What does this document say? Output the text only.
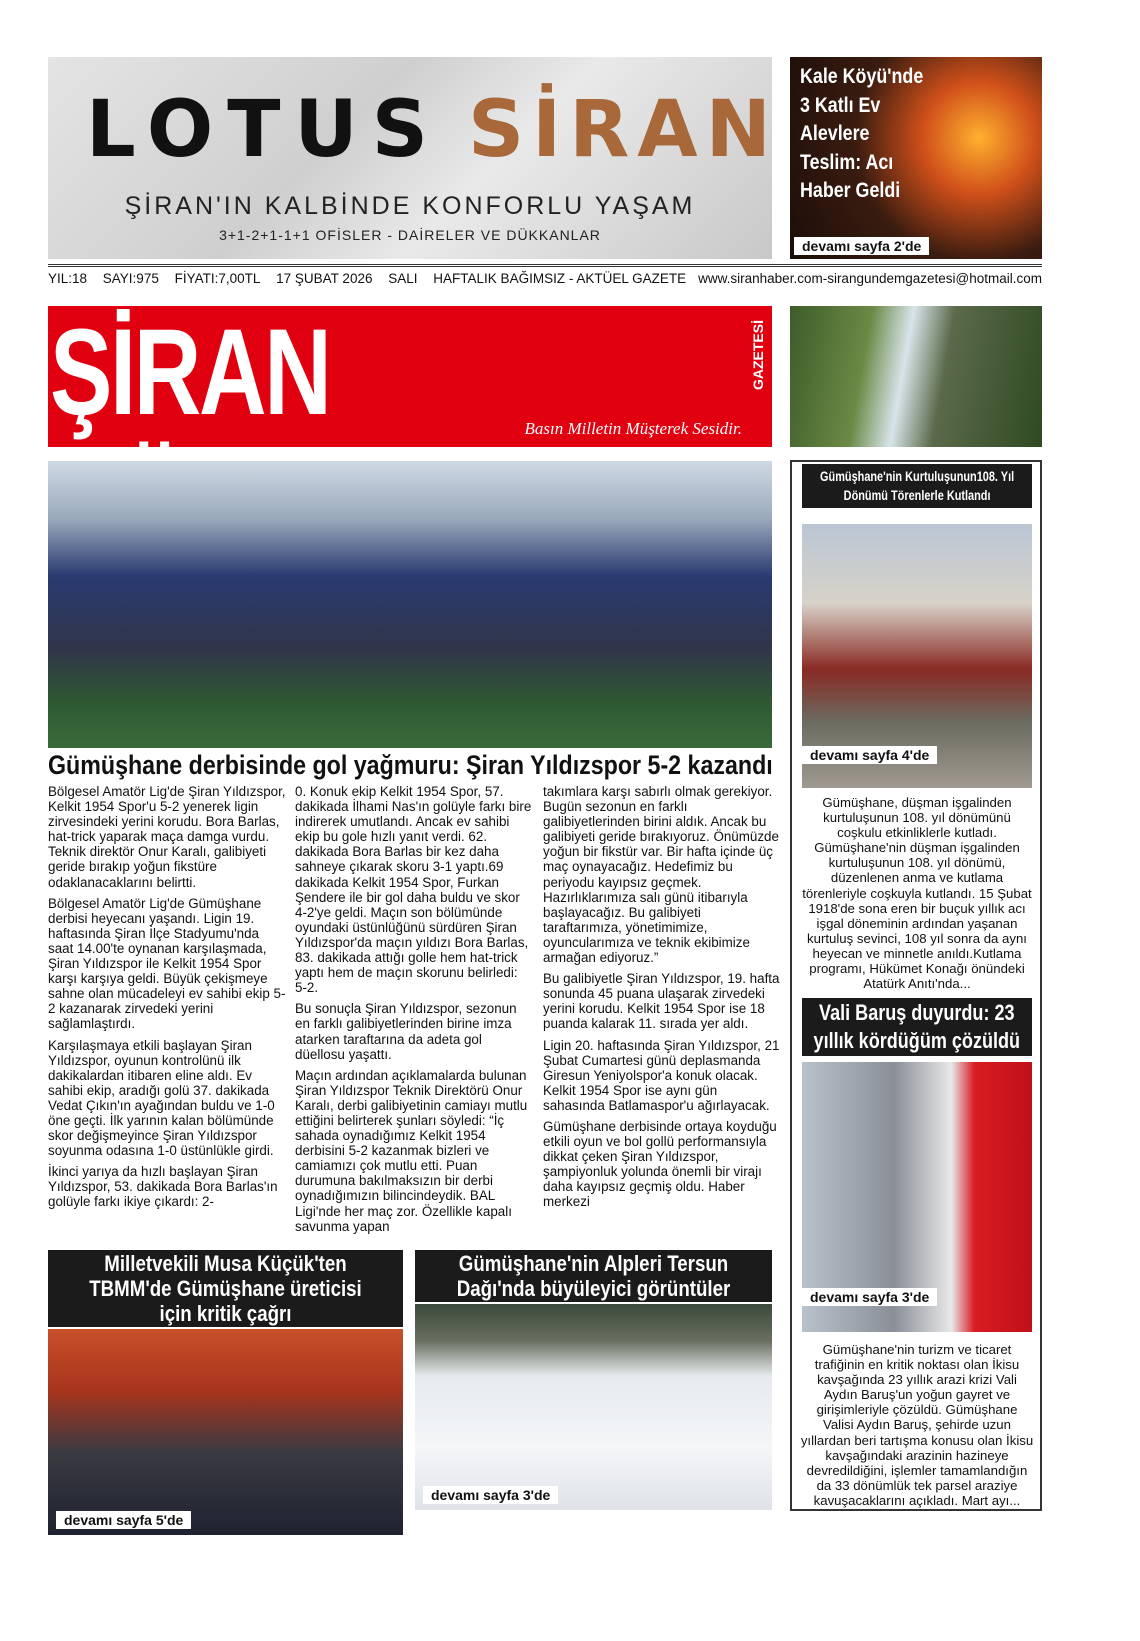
LOTUS SİRAN
ŞİRAN'IN KALBİNDE KONFORLU YAŞAM
3+1-2+1-1+1 OFİSLER - DAİRELER VE DÜKKANLAR
Kale Köyü'nde 3 Katlı Ev Alevlere Teslim: Acı Haber Geldi
devamı sayfa 2'de
YIL:18 SAYI:975 FİYATI:7,00TL 17 ŞUBAT 2026 SALI HAFTALIK BAĞIMSIZ - AKTÜEL GAZETE www.siranhaber.com-sirangundemgazetesi@hotmail.com
ŞİRAN	GAZETESİ
Basın Milletin Müşterek Sesidir.
Gümüşhane derbisinde gol yağmuru: Şiran Yıldızspor 5-2 kazandı

Bölgesel Amatör Lig'de Şiran Yıldızspor, Kelkit 1954 Spor'u 5-2 yenerek ligin zirvesindeki yerini korudu. Bora Barlas, hat-trick yaparak maça damga vurdu. Teknik direktör Onur Karalı, galibiyeti geride bırakıp yoğun fikstüre odaklanacaklarını belirtti.

Bölgesel Amatör Lig'de Gümüşhane derbisi heyecanı yaşandı. Ligin 19. haftasında Şiran İlçe Stadyumu'nda saat 14.00'te oynanan karşılaşmada, Şiran Yıldızspor ile Kelkit 1954 Spor karşı karşıya geldi. Büyük çekişmeye sahne olan mücadeleyi ev sahibi ekip 5-2 kazanarak zirvedeki yerini sağlamlaştırdı.

Karşılaşmaya etkili başlayan Şiran Yıldızspor, oyunun kontrolünü ilk dakikalardan itibaren eline aldı. Ev sahibi ekip, aradığı golü 37. dakikada Vedat Çıkın'ın ayağından buldu ve 1-0 öne geçti. İlk yarının kalan bölümünde skor değişmeyince Şiran Yıldızspor soyunma odasına 1-0 üstünlükle girdi.

İkinci yarıya da hızlı başlayan Şiran Yıldızspor, 53. dakikada Bora Barlas'ın golüyle farkı ikiye çıkardı: 2-

0. Konuk ekip Kelkit 1954 Spor, 57. dakikada İlhami Nas'ın golüyle farkı bire indirerek umutlandı. Ancak ev sahibi ekip bu gole hızlı yanıt verdi. 62. dakikada Bora Barlas bir kez daha sahneye çıkarak skoru 3-1 yaptı.69 dakikada Kelkit 1954 Spor, Furkan Şendere ile bir gol daha buldu ve skor 4-2'ye geldi. Maçın son bölümünde oyundaki üstünlüğünü sürdüren Şiran Yıldızspor'da maçın yıldızı Bora Barlas, 83. dakikada attığı golle hem hat-trick yaptı hem de maçın skorunu belirledi: 5-2.

Bu sonuçla Şiran Yıldızspor, sezonun en farklı galibiyetlerinden birine imza atarken taraftarına da adeta gol düellosu yaşattı.

Maçın ardından açıklamalarda bulunan Şiran Yıldızspor Teknik Direktörü Onur Karalı, derbi galibiyetinin camiayı mutlu ettiğini belirterek şunları söyledi: “İç sahada oynadığımız Kelkit 1954 derbisini 5-2 kazanmak bizleri ve camiamızı çok mutlu etti. Puan durumuna bakılmaksızın bir derbi oynadığımızın bilincindeydik. BAL Ligi'nde her maç zor. Özellikle kapalı savunma yapan

takımlara karşı sabırlı olmak gerekiyor. Bugün sezonun en farklı galibiyetlerinden birini aldık. Ancak bu galibiyeti geride bırakıyoruz. Önümüzde yoğun bir fikstür var. Bir hafta içinde üç maç oynayacağız. Hedefimiz bu periyodu kayıpsız geçmek. Hazırlıklarımıza salı günü itibarıyla başlayacağız. Bu galibiyeti taraftarımıza, yönetimimize, oyuncularımıza ve teknik ekibimize armağan ediyoruz.”

Bu galibiyetle Şiran Yıldızspor, 19. hafta sonunda 45 puana ulaşarak zirvedeki yerini korudu. Kelkit 1954 Spor ise 18 puanda kalarak 11. sırada yer aldı.

Ligin 20. haftasında Şiran Yıldızspor, 21 Şubat Cumartesi günü deplasmanda Giresun Yeniyolspor'a konuk olacak. Kelkit 1954 Spor ise aynı gün sahasında Batlamaspor'u ağırlayacak.

Gümüşhane derbisinde ortaya koyduğu etkili oyun ve bol gollü performansıyla dikkat çeken Şiran Yıldızspor, şampiyonluk yolunda önemli bir virajı daha kayıpsız geçmiş oldu. Haber merkezi

Gümüşhane'nin Kurtuluşunun108. Yıl Dönümü Törenlerle Kutlandı
devamı sayfa 4'de
Gümüşhane, düşman işgalinden kurtuluşunun 108. yıl dönümünü coşkulu etkinliklerle kutladı. Gümüşhane'nin düşman işgalinden kurtuluşunun 108. yıl dönümü, düzenlenen anma ve kutlama törenleriyle coşkuyla kutlandı. 15 Şubat 1918'de sona eren bir buçuk yıllık acı işgal döneminin ardından yaşanan kurtuluş sevinci, 108 yıl sonra da aynı heyecan ve minnetle anıldı.Kutlama programı, Hükümet Konağı önündeki Atatürk Anıtı'nda...
Vali Baruş duyurdu: 23 yıllık kördüğüm çözüldü
devamı sayfa 3'de
Gümüşhane'nin turizm ve ticaret trafiğinin en kritik noktası olan İkisu kavşağında 23 yıllık arazi krizi Vali Aydın Baruş'un yoğun gayret ve girişimleriyle çözüldü. Gümüşhane Valisi Aydın Baruş, şehirde uzun yıllardan beri tartışma konusu olan İkisu kavşağındaki arazinin hazineye devredildiğini, işlemler tamamlandığın da 33 dönümlük tek parsel araziye kavuşacaklarını açıkladı. Mart ayı...
Milletvekili Musa Küçük'ten TBMM'de Gümüşhane üreticisi için kritik çağrı
devamı sayfa 5'de
Gümüşhane'nin Alpleri Tersun Dağı'nda büyüleyici görüntüler
devamı sayfa 3'de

· · · · ·

- _Problem statement_
Set down all the entries exactly as they appear, but skip any pictures.

- _Answer to this task_
What does this document say? Output the text only.
LOTUS SİRAN
ŞİRAN'IN KALBİNDE KONFORLU YAŞAM
3+1-2+1-1+1 OFİSLER - DAİRELER VE DÜKKANLAR
Kale Köyü'nde 3 Katlı Ev Alevlere Teslim: Acı Haber Geldi
devamı sayfa 2'de
YIL:18 SAYI:975 FİYATI:7,00TL 17 ŞUBAT 2026 SALI HAFTALIK BAĞIMSIZ - AKTÜEL GAZETE www.siranhaber.com-sirangundemgazetesi@hotmail.com
ŞİRAN	GAZETESİ
Basın Milletin Müşterek Sesidir.
Gümüşhane derbisinde gol yağmuru: Şiran Yıldızspor 5-2 kazandı

Bölgesel Amatör Lig'de Şiran Yıldızspor, Kelkit 1954 Spor'u 5-2 yenerek ligin zirvesindeki yerini korudu. Bora Barlas, hat-trick yaparak maça damga vurdu. Teknik direktör Onur Karalı, galibiyeti geride bırakıp yoğun fikstüre odaklanacaklarını belirtti.

Bölgesel Amatör Lig'de Gümüşhane derbisi heyecanı yaşandı. Ligin 19. haftasında Şiran İlçe Stadyumu'nda saat 14.00'te oynanan karşılaşmada, Şiran Yıldızspor ile Kelkit 1954 Spor karşı karşıya geldi. Büyük çekişmeye sahne olan mücadeleyi ev sahibi ekip 5-2 kazanarak zirvedeki yerini sağlamlaştırdı.

Karşılaşmaya etkili başlayan Şiran Yıldızspor, oyunun kontrolünü ilk dakikalardan itibaren eline aldı. Ev sahibi ekip, aradığı golü 37. dakikada Vedat Çıkın'ın ayağından buldu ve 1-0 öne geçti. İlk yarının kalan bölümünde skor değişmeyince Şiran Yıldızspor soyunma odasına 1-0 üstünlükle girdi.

İkinci yarıya da hızlı başlayan Şiran Yıldızspor, 53. dakikada Bora Barlas'ın golüyle farkı ikiye çıkardı: 2-

0. Konuk ekip Kelkit 1954 Spor, 57. dakikada İlhami Nas'ın golüyle farkı bire indirerek umutlandı. Ancak ev sahibi ekip bu gole hızlı yanıt verdi. 62. dakikada Bora Barlas bir kez daha sahneye çıkarak skoru 3-1 yaptı.69 dakikada Kelkit 1954 Spor, Furkan Şendere ile bir gol daha buldu ve skor 4-2'ye geldi. Maçın son bölümünde oyundaki üstünlüğünü sürdüren Şiran Yıldızspor'da maçın yıldızı Bora Barlas, 83. dakikada attığı golle hem hat-trick yaptı hem de maçın skorunu belirledi: 5-2.

Bu sonuçla Şiran Yıldızspor, sezonun en farklı galibiyetlerinden birine imza atarken taraftarına da adeta gol düellosu yaşattı.

Maçın ardından açıklamalarda bulunan Şiran Yıldızspor Teknik Direktörü Onur Karalı, derbi galibiyetinin camiayı mutlu ettiğini belirterek şunları söyledi: “İç sahada oynadığımız Kelkit 1954 derbisini 5-2 kazanmak bizleri ve camiamızı çok mutlu etti. Puan durumuna bakılmaksızın bir derbi oynadığımızın bilincindeydik. BAL Ligi'nde her maç zor. Özellikle kapalı savunma yapan

takımlara karşı sabırlı olmak gerekiyor. Bugün sezonun en farklı galibiyetlerinden birini aldık. Ancak bu galibiyeti geride bırakıyoruz. Önümüzde yoğun bir fikstür var. Bir hafta içinde üç maç oynayacağız. Hedefimiz bu periyodu kayıpsız geçmek. Hazırlıklarımıza salı günü itibarıyla başlayacağız. Bu galibiyeti taraftarımıza, yönetimimize, oyuncularımıza ve teknik ekibimize armağan ediyoruz.”

Bu galibiyetle Şiran Yıldızspor, 19. hafta sonunda 45 puana ulaşarak zirvedeki yerini korudu. Kelkit 1954 Spor ise 18 puanda kalarak 11. sırada yer aldı.

Ligin 20. haftasında Şiran Yıldızspor, 21 Şubat Cumartesi günü deplasmanda Giresun Yeniyolspor'a konuk olacak. Kelkit 1954 Spor ise aynı gün sahasında Batlamaspor'u ağırlayacak.

Gümüşhane derbisinde ortaya koyduğu etkili oyun ve bol gollü performansıyla dikkat çeken Şiran Yıldızspor, şampiyonluk yolunda önemli bir virajı daha kayıpsız geçmiş oldu. Haber merkezi

Gümüşhane'nin Kurtuluşunun108. Yıl Dönümü Törenlerle Kutlandı
devamı sayfa 4'de
Gümüşhane, düşman işgalinden kurtuluşunun 108. yıl dönümünü coşkulu etkinliklerle kutladı. Gümüşhane'nin düşman işgalinden kurtuluşunun 108. yıl dönümü, düzenlenen anma ve kutlama törenleriyle coşkuyla kutlandı. 15 Şubat 1918'de sona eren bir buçuk yıllık acı işgal döneminin ardından yaşanan kurtuluş sevinci, 108 yıl sonra da aynı heyecan ve minnetle anıldı.Kutlama programı, Hükümet Konağı önündeki Atatürk Anıtı'nda...
Vali Baruş duyurdu: 23 yıllık kördüğüm çözüldü
devamı sayfa 3'de
Gümüşhane'nin turizm ve ticaret trafiğinin en kritik noktası olan İkisu kavşağında 23 yıllık arazi krizi Vali Aydın Baruş'un yoğun gayret ve girişimleriyle çözüldü. Gümüşhane Valisi Aydın Baruş, şehirde uzun yıllardan beri tartışma konusu olan İkisu kavşağındaki arazinin hazineye devredildiğini, işlemler tamamlandığın da 33 dönümlük tek parsel araziye kavuşacaklarını açıkladı. Mart ayı...
Milletvekili Musa Küçük'ten TBMM'de Gümüşhane üreticisi için kritik çağrı
devamı sayfa 5'de
Gümüşhane'nin Alpleri Tersun Dağı'nda büyüleyici görüntüler
devamı sayfa 3'de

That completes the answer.